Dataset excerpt
## Begin

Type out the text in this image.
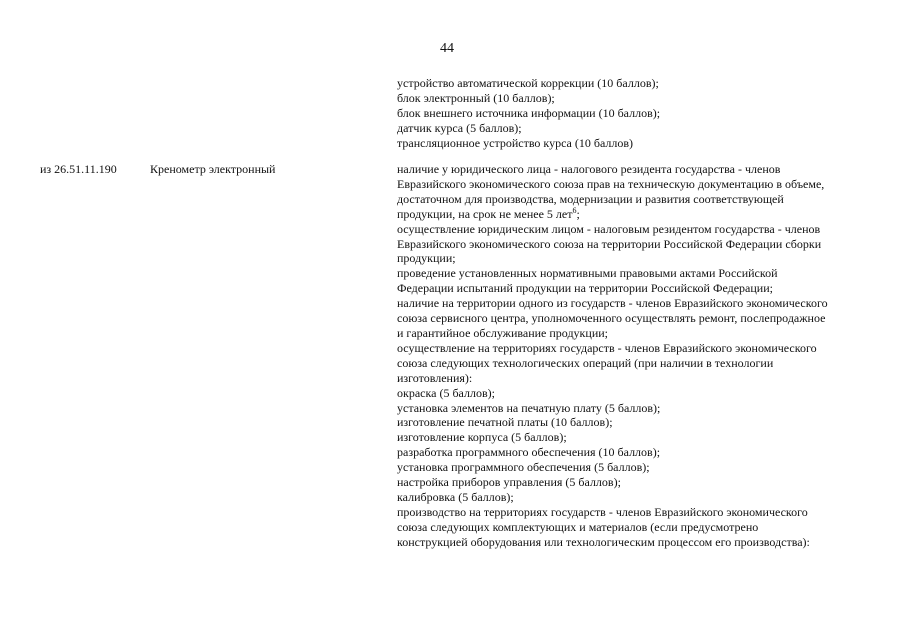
44
устройство автоматической коррекции (10 баллов);
блок электронный (10 баллов);
блок внешнего источника информации (10 баллов);
датчик курса (5 баллов);
трансляционное устройство курса (10 баллов)
из 26.51.11.190	Кренометр электронный	наличие у юридического лица - налогового резидента государства - членов
Евразийского экономического союза прав на техническую документацию в объеме,
достаточном для производства, модернизации и развития соответствующей
продукции, на срок не менее 5 лет$^6$;
осуществление юридическим лицом - налоговым резидентом государства - членов
Евразийского экономического союза на территории Российской Федерации сборки
продукции;
проведение установленных нормативными правовыми актами Российской
Федерации испытаний продукции на территории Российской Федерации;
наличие на территории одного из государств - членов Евразийского экономического
союза сервисного центра, уполномоченного осуществлять ремонт, послепродажное
и гарантийное обслуживание продукции;
осуществление на территориях государств - членов Евразийского экономического
союза следующих технологических операций (при наличии в технологии
изготовления):
окраска (5 баллов);
установка элементов на печатную плату (5 баллов);
изготовление печатной платы (10 баллов);
изготовление корпуса (5 баллов);
разработка программного обеспечения (10 баллов);
установка программного обеспечения (5 баллов);
настройка приборов управления (5 баллов);
калибровка (5 баллов);
производство на территориях государств - членов Евразийского экономического
союза следующих комплектующих и материалов (если предусмотрено
конструкцией оборудования или технологическим процессом его производства):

## End

What you are asked to do
Copy out all lines where the word "членов" appears.

Result below
из 26.51.11.190	Кренометр электронный	наличие у юридического лица - налогового резидента государства - членов
осуществление юридическим лицом - налоговым резидентом государства - членов
наличие на территории одного из государств - членов Евразийского экономического
осуществление на территориях государств - членов Евразийского экономического
производство на территориях государств - членов Евразийского экономического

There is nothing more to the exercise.